■ **Task to carry out**:
Of the lines in the listing, how many include the string "několikráte"? Write the number and nothing else.

■ **Entries shown**:

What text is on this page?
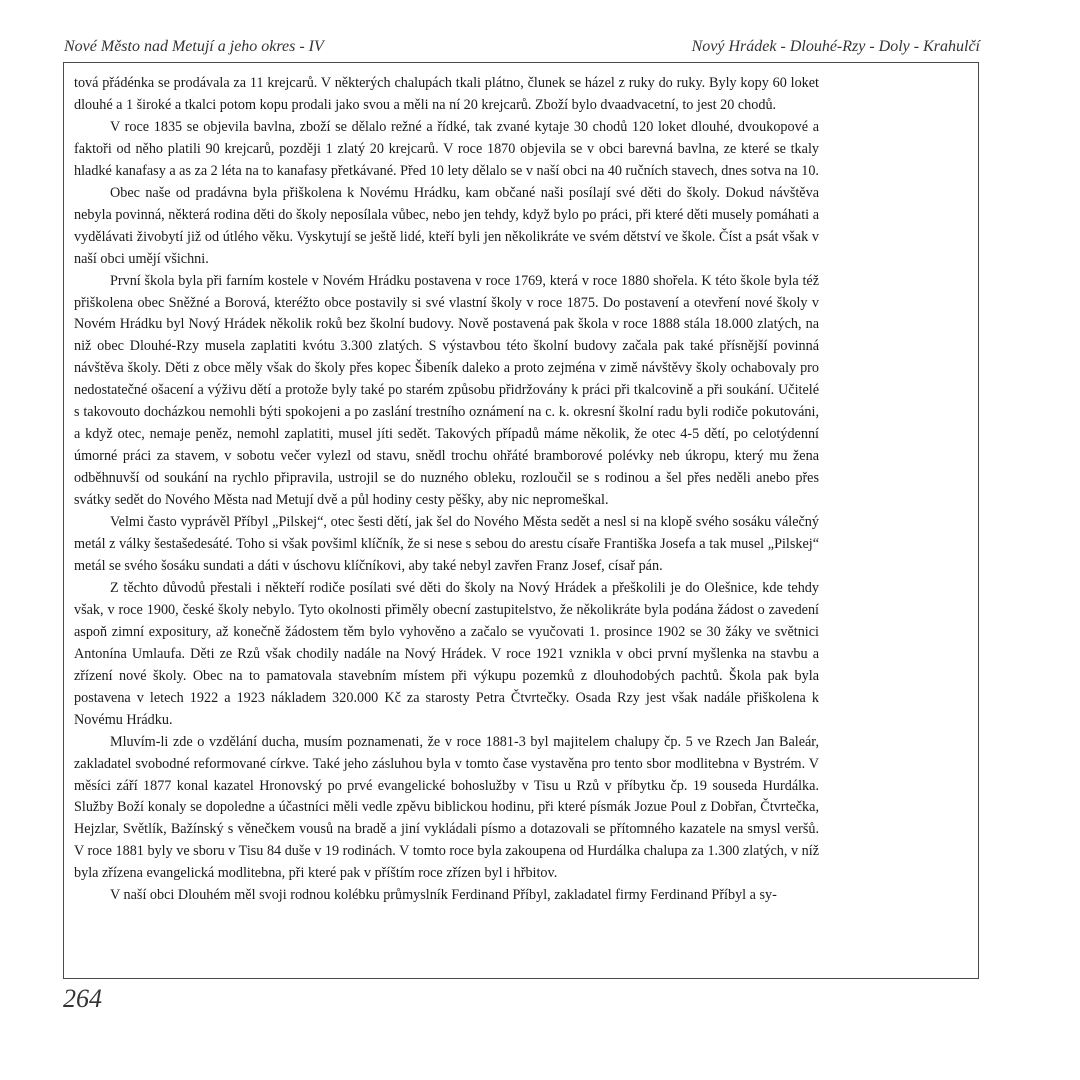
Nové Město nad Metují a jeho okres - IV	Nový Hrádek - Dlouhé-Rzy - Doly - Krahulčí

tová přádénka se prodávala za 11 krejcarů. V některých chalupách tkali plátno, člunek se házel z ruky do ruky. Byly kopy 60 loket dlouhé a 1 široké a tkalci potom kopu prodali jako svou a měli na ní 20 krejcarů. Zboží bylo dvaadvacetní, to jest 20 chodů.

V roce 1835 se objevila bavlna, zboží se dělalo režné a řídké, tak zvané kytaje 30 chodů 120 loket dlouhé, dvoukopové a faktoři od něho platili 90 krejcarů, později 1 zlatý 20 krejcarů. V roce 1870 objevila se v obci barevná bavlna, ze které se tkaly hladké kanafasy a as za 2 léta na to kanafasy přetkávané. Před 10 lety dělalo se v naší obci na 40 ručních stavech, dnes sotva na 10.

Obec naše od pradávna byla přiškolena k Novému Hrádku, kam občané naši posílají své děti do školy. Dokud návštěva nebyla povinná, některá rodina děti do školy neposílala vůbec, nebo jen tehdy, když bylo po práci, při které děti musely pomáhati a vydělávati živobytí již od útlého věku. Vyskytují se ještě lidé, kteří byli jen několikráte ve svém dětství ve škole. Číst a psát však v naší obci umějí všichni.

První škola byla při farním kostele v Novém Hrádku postavena v roce 1769, která v roce 1880 shořela. K této škole byla též přiškolena obec Sněžné a Borová, kteréžto obce postavily si své vlastní školy v roce 1875. Do postavení a otevření nové školy v Novém Hrádku byl Nový Hrádek několik roků bez školní budovy. Nově postavená pak škola v roce 1888 stála 18.000 zlatých, na niž obec Dlouhé-Rzy musela zaplatiti kvótu 3.300 zlatých. S výstavbou této školní budovy začala pak také přísnější povinná návštěva školy. Děti z obce měly však do školy přes kopec Šibeník daleko a proto zejména v zimě návštěvy školy ochabovaly pro nedostatečné ošacení a výživu dětí a protože byly také po starém způsobu přidržovány k práci při tkalcovině a při soukání. Učitelé s takovouto docházkou nemohli býti spokojeni a po zaslání trestního oznámení na c. k. okresní školní radu byli rodiče pokutováni, a když otec, nemaje peněz, nemohl zaplatiti, musel jíti sedět. Takových případů máme několik, že otec 4-5 dětí, po celotýdenní úmorné práci za stavem, v sobotu večer vylezl od stavu, snědl trochu ohřáté bramborové polévky neb úkropu, který mu žena odběhnuvší od soukání na rychlo připravila, ustrojil se do nuzného obleku, rozloučil se s rodinou a šel přes neděli anebo přes svátky sedět do Nového Města nad Metují dvě a půl hodiny cesty pěšky, aby nic nepromeškal.

Velmi často vyprávěl Příbyl „Pilskej“, otec šesti dětí, jak šel do Nového Města sedět a nesl si na klopě svého sosáku válečný metál z války šestašedesáté. Toho si však povšiml klíčník, že si nese s sebou do arestu císaře Františka Josefa a tak musel „Pilskej“ metál se svého šosáku sundati a dáti v úschovu klíčníkovi, aby také nebyl zavřen Franz Josef, císař pán.

Z těchto důvodů přestali i někteří rodiče posílati své děti do školy na Nový Hrádek a přeškolili je do Olešnice, kde tehdy však, v roce 1900, české školy nebylo. Tyto okolnosti přiměly obecní zastupitelstvo, že několikráte byla podána žádost o zavedení aspoň zimní expositury, až konečně žádostem těm bylo vyhověno a začalo se vyučovati 1. prosince 1902 se 30 žáky ve světnici Antonína Umlaufa. Děti ze Rzů však chodily nadále na Nový Hrádek. V roce 1921 vznikla v obci první myšlenka na stavbu a zřízení nové školy. Obec na to pamatovala stavebním místem při výkupu pozemků z dlouhodobých pachtů. Škola pak byla postavena v letech 1922 a 1923 nákladem 320.000 Kč za starosty Petra Čtvrtečky. Osada Rzy jest však nadále přiškolena k Novému Hrádku.

Mluvím-li zde o vzdělání ducha, musím poznamenati, že v roce 1881-3 byl majitelem chalupy čp. 5 ve Rzech Jan Baleár, zakladatel svobodné reformované církve. Také jeho zásluhou byla v tomto čase vystavěna pro tento sbor modlitebna v Bystrém. V měsíci září 1877 konal kazatel Hronovský po prvé evangelické bohoslužby v Tisu u Rzů v příbytku čp. 19 souseda Hurdálka. Služby Boží konaly se dopoledne a účastníci měli vedle zpěvu biblickou hodinu, při které písmák Jozue Poul z Dobřan, Čtvrtečka, Hejzlar, Světlík, Bažínský s věnečkem vousů na bradě a jiní vykládali písmo a dotazovali se přítomného kazatele na smysl veršů. V roce 1881 byly ve sboru v Tisu 84 duše v 19 rodinách. V tomto roce byla zakoupena od Hurdálka chalupa za 1.300 zlatých, v níž byla zřízena evangelická modlitebna, při které pak v příštím roce zřízen byl i hřbitov.

V naší obci Dlouhém měl svoji rodnou kolébku průmyslník Ferdinand Příbyl, zakladatel firmy Ferdinand Příbyl a sy-

264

■ **Response**:
2